* Work instructions *
Check each line for the word "ylabel" and report how many have it. Give nothing else.
§ §
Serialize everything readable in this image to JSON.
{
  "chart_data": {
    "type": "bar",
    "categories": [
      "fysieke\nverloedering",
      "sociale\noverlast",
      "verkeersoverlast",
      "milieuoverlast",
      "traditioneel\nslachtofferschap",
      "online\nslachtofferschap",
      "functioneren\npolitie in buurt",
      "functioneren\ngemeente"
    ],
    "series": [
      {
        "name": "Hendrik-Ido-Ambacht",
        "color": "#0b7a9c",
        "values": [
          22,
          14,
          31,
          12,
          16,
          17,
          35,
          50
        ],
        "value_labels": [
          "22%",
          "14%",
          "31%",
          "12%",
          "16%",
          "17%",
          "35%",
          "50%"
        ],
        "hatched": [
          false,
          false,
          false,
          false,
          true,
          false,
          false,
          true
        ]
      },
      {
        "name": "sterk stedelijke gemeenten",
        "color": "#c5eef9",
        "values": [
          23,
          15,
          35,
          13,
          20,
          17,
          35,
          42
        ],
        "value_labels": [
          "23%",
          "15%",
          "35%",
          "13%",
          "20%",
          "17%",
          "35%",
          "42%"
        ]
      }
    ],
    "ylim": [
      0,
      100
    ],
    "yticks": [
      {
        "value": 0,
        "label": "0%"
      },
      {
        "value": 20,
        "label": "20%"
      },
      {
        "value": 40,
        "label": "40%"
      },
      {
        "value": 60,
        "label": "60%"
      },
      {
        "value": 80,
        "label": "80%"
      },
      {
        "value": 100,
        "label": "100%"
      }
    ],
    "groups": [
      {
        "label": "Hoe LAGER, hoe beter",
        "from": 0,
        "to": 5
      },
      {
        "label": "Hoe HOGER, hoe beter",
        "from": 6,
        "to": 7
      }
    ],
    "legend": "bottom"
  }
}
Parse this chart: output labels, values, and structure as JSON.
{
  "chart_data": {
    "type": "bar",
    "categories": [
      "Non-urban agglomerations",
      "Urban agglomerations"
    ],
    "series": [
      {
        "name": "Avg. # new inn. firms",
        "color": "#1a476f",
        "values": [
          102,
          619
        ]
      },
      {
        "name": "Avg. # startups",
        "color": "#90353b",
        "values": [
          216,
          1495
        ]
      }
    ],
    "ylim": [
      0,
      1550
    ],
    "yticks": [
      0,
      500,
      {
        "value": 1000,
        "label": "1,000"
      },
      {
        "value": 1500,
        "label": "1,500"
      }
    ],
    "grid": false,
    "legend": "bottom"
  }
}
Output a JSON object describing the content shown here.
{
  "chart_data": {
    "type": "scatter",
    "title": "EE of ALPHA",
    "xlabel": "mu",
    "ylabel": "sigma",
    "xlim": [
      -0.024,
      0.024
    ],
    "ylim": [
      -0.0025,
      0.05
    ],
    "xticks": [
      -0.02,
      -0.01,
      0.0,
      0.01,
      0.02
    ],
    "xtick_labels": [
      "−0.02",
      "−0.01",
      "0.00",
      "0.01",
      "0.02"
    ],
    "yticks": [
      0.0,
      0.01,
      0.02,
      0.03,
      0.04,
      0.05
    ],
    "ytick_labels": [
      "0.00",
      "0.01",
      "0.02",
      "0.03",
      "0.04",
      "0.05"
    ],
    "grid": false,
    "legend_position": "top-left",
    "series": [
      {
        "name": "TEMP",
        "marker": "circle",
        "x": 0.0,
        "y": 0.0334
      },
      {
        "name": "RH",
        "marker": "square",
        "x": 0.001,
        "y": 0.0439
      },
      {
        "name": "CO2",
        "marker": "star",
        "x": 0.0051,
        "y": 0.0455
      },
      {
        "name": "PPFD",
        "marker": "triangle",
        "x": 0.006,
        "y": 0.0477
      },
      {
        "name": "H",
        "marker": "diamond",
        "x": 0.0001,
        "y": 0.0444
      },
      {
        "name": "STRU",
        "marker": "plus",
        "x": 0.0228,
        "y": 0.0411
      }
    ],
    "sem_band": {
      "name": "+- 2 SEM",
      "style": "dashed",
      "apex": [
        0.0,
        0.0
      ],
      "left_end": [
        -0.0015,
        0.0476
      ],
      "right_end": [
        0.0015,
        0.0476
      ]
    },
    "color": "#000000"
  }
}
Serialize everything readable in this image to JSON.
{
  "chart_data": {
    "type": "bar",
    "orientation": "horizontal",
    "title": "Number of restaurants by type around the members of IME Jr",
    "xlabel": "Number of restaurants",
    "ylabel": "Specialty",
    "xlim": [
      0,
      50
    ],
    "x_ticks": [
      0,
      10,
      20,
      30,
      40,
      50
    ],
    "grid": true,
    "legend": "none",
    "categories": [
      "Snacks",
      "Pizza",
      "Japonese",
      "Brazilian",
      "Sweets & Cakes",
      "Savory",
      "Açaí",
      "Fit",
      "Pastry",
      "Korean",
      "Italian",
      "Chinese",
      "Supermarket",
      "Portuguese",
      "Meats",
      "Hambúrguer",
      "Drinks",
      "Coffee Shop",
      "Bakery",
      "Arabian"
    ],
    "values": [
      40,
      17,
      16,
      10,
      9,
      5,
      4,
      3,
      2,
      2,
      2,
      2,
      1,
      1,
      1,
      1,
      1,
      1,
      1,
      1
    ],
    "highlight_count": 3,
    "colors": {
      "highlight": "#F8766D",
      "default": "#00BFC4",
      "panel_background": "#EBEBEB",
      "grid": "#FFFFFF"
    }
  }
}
§ §
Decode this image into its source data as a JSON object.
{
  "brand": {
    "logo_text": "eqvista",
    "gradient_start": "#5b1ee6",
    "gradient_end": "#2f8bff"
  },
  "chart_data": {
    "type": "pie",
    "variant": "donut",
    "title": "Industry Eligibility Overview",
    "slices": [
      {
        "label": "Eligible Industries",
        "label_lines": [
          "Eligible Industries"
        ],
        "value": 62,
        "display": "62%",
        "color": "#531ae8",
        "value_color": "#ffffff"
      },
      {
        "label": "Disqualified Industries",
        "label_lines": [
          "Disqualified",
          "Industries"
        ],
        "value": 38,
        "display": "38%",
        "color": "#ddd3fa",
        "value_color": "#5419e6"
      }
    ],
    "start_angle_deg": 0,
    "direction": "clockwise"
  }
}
§ §
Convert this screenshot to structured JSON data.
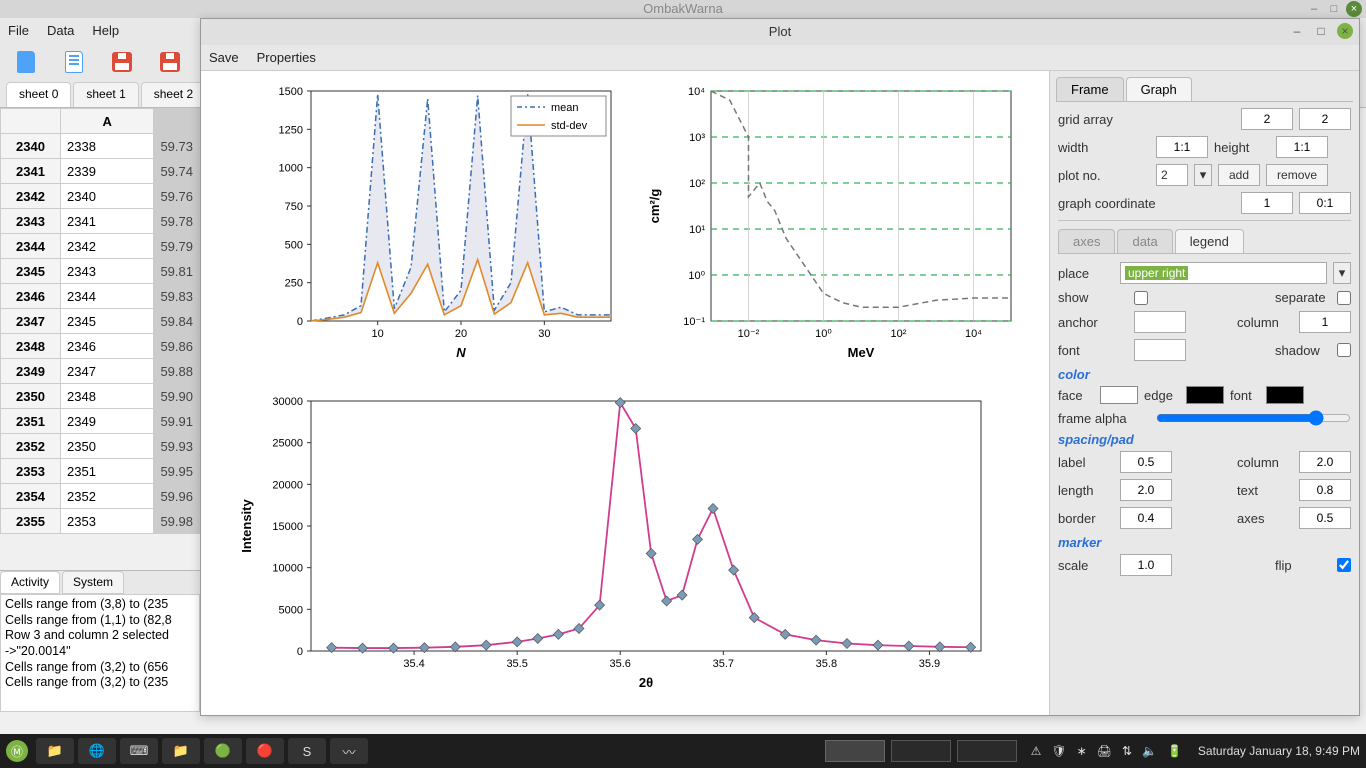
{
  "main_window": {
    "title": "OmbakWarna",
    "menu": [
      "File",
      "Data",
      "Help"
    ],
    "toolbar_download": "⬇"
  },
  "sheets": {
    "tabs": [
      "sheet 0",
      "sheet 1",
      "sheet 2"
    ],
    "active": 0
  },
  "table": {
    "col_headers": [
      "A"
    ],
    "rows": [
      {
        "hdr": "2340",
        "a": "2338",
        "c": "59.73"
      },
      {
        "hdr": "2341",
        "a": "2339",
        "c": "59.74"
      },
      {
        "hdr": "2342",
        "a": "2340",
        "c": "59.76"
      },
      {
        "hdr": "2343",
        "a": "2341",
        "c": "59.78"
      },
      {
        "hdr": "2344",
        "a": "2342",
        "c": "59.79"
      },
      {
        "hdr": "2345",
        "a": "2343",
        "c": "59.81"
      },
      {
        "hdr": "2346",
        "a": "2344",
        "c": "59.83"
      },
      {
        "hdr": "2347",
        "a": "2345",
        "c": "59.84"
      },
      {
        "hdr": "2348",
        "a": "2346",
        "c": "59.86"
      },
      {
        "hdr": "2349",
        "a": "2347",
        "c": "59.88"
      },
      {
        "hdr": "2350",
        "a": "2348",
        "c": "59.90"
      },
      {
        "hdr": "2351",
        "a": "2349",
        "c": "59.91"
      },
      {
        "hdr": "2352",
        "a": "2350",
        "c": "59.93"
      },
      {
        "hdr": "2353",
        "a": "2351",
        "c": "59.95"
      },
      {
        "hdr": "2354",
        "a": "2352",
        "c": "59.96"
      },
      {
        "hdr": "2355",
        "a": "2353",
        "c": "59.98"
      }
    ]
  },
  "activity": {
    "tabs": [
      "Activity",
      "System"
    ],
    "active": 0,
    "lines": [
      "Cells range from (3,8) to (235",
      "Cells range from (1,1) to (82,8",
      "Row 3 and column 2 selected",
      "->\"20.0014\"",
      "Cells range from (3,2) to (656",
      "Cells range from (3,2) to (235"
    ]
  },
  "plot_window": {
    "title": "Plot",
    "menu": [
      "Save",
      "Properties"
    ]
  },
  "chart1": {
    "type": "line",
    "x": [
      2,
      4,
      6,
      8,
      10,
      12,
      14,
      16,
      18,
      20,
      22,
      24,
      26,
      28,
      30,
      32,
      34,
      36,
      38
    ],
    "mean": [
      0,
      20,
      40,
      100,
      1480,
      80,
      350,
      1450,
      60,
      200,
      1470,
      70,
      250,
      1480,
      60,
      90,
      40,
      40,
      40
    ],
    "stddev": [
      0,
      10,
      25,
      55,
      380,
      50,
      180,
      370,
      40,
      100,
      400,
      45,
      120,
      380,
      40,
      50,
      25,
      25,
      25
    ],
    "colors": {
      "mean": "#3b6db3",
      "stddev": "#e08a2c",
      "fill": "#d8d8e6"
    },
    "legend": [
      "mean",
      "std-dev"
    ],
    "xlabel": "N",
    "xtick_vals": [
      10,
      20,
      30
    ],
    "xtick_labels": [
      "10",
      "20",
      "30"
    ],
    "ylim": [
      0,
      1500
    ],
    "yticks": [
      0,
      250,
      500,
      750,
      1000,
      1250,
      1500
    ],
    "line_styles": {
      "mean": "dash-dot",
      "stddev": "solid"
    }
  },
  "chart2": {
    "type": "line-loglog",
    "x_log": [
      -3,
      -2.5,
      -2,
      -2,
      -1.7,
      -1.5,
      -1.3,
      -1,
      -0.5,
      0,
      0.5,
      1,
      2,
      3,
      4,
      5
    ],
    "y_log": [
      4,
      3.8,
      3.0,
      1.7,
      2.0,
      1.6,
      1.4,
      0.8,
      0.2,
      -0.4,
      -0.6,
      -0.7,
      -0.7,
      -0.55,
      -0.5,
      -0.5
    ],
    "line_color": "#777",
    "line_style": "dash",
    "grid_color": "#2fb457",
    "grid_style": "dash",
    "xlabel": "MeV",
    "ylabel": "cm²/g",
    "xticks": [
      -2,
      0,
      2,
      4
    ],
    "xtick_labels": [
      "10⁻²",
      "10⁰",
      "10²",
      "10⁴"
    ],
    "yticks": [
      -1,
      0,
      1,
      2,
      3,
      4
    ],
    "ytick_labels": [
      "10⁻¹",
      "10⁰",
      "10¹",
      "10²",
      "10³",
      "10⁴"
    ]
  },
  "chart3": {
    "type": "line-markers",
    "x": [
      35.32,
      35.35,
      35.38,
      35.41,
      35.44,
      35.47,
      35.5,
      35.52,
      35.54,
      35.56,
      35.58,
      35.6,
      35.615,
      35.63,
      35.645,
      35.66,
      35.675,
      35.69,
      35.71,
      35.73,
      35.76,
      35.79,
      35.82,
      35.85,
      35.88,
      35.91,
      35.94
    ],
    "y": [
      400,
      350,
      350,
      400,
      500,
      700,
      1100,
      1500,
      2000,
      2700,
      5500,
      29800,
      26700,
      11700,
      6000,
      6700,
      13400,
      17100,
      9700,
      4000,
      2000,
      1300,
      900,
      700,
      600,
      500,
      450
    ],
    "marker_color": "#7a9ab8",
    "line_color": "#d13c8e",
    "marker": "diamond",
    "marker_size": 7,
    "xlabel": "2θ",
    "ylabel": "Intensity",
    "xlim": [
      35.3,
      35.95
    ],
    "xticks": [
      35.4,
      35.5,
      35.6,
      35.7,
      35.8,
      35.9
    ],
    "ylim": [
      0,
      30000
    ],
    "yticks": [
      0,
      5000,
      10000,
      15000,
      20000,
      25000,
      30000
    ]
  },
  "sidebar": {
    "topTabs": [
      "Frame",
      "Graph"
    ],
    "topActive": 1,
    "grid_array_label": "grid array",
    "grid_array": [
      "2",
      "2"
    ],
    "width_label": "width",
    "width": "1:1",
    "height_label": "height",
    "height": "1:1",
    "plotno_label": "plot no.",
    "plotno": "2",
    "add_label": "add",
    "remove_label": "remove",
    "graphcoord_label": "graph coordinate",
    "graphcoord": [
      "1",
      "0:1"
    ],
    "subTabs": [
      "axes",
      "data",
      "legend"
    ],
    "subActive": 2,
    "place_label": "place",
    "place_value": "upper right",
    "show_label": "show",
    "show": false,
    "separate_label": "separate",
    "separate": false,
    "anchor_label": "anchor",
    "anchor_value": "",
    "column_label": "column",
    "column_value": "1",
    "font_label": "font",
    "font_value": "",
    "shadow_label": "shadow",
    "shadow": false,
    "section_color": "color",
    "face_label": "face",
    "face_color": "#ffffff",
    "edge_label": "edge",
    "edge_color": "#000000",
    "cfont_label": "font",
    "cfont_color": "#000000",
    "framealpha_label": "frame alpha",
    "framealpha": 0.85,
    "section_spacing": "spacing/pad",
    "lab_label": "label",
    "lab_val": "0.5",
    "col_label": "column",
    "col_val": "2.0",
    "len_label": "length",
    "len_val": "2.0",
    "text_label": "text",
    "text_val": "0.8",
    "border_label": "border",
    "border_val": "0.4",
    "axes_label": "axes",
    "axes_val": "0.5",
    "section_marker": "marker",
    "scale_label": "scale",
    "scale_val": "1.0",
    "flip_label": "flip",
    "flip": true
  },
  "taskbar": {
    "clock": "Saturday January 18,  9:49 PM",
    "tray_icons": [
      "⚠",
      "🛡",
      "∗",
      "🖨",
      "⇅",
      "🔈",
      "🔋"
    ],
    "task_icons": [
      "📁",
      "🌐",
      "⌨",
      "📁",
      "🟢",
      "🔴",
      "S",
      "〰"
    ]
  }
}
§ §
* Task result *
4